[Start PROVIDED ENTRIES]

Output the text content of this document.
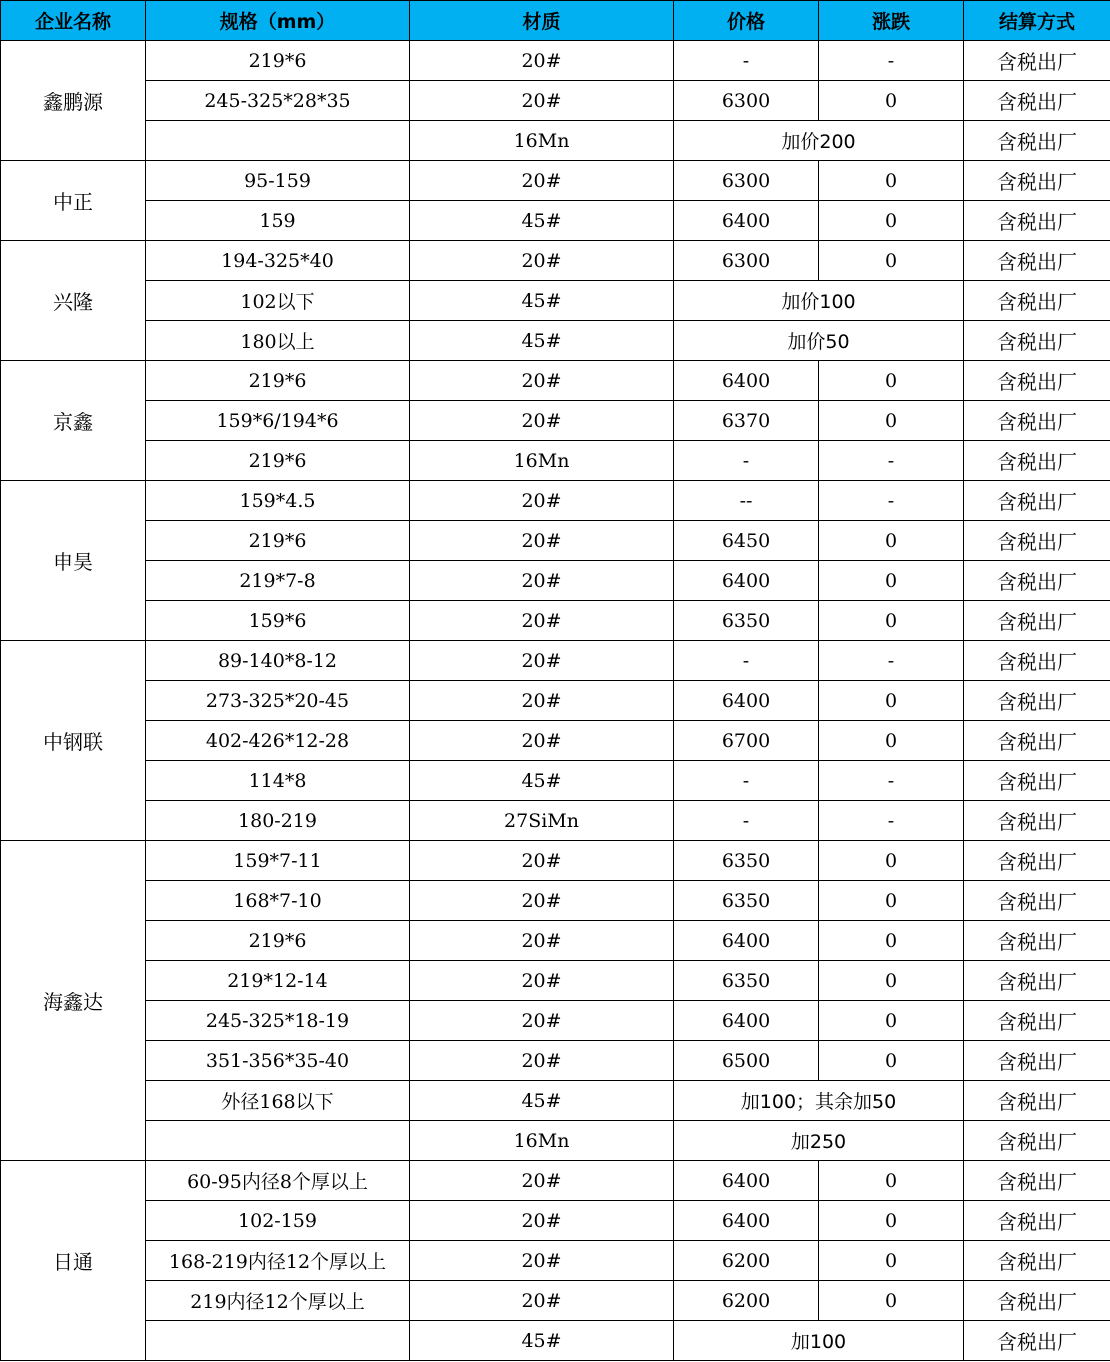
企业名称	规格（mm）	材质	价格	涨跌	结算方式
鑫鹏源	219*6	20#	-	-	含税出厂
	245-325*28*35	20#	6300	0	含税出厂
		16Mn	加价200		含税出厂
中正	95-159	20#	6300	0	含税出厂
	159	45#	6400	0	含税出厂
兴隆	194-325*40	20#	6300	0	含税出厂
	102以下	45#	加价100		含税出厂
	180以上	45#	加价50		含税出厂
京鑫	219*6	20#	6400	0	含税出厂
	159*6/194*6	20#	6370	0	含税出厂
	219*6	16Mn	-	-	含税出厂
申昊	159*4.5	20#	--	-	含税出厂
	219*6	20#	6450	0	含税出厂
	219*7-8	20#	6400	0	含税出厂
	159*6	20#	6350	0	含税出厂
中钢联	89-140*8-12	20#	-	-	含税出厂
	273-325*20-45	20#	6400	0	含税出厂
	402-426*12-28	20#	6700	0	含税出厂
	114*8	45#	-	-	含税出厂
	180-219	27SiMn	-	-	含税出厂
海鑫达	159*7-11	20#	6350	0	含税出厂
	168*7-10	20#	6350	0	含税出厂
	219*6	20#	6400	0	含税出厂
	219*12-14	20#	6350	0	含税出厂
	245-325*18-19	20#	6400	0	含税出厂
	351-356*35-40	20#	6500	0	含税出厂
	外径168以下	45#	加100；其余加50		含税出厂
		16Mn	加250		含税出厂
日通	60-95内径8个厚以上	20#	6400	0	含税出厂
	102-159	20#	6400	0	含税出厂
	168-219内径12个厚以上	20#	6200	0	含税出厂
	219内径12个厚以上	20#	6200	0	含税出厂
		45#	加100		含税出厂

[End PROVIDED ENTRIES]

- [TASK PROMPT] Omit pictures; set down the rest of the material word for word.

- [COMPLETE RESPONSE]
Output the text content of this document.
企业名称	规格（mm）	材质	价格	涨跌	结算方式
鑫鹏源	219*6	20#	-	-	含税出厂
	245-325*28*35	20#	6300	0	含税出厂
		16Mn	加价200		含税出厂
中正	95-159	20#	6300	0	含税出厂
	159	45#	6400	0	含税出厂
兴隆	194-325*40	20#	6300	0	含税出厂
	102以下	45#	加价100		含税出厂
	180以上	45#	加价50		含税出厂
京鑫	219*6	20#	6400	0	含税出厂
	159*6/194*6	20#	6370	0	含税出厂
	219*6	16Mn	-	-	含税出厂
申昊	159*4.5	20#	--	-	含税出厂
	219*6	20#	6450	0	含税出厂
	219*7-8	20#	6400	0	含税出厂
	159*6	20#	6350	0	含税出厂
中钢联	89-140*8-12	20#	-	-	含税出厂
	273-325*20-45	20#	6400	0	含税出厂
	402-426*12-28	20#	6700	0	含税出厂
	114*8	45#	-	-	含税出厂
	180-219	27SiMn	-	-	含税出厂
海鑫达	159*7-11	20#	6350	0	含税出厂
	168*7-10	20#	6350	0	含税出厂
	219*6	20#	6400	0	含税出厂
	219*12-14	20#	6350	0	含税出厂
	245-325*18-19	20#	6400	0	含税出厂
	351-356*35-40	20#	6500	0	含税出厂
	外径168以下	45#	加100；其余加50		含税出厂
		16Mn	加250		含税出厂
日通	60-95内径8个厚以上	20#	6400	0	含税出厂
	102-159	20#	6400	0	含税出厂
	168-219内径12个厚以上	20#	6200	0	含税出厂
	219内径12个厚以上	20#	6200	0	含税出厂
		45#	加100		含税出厂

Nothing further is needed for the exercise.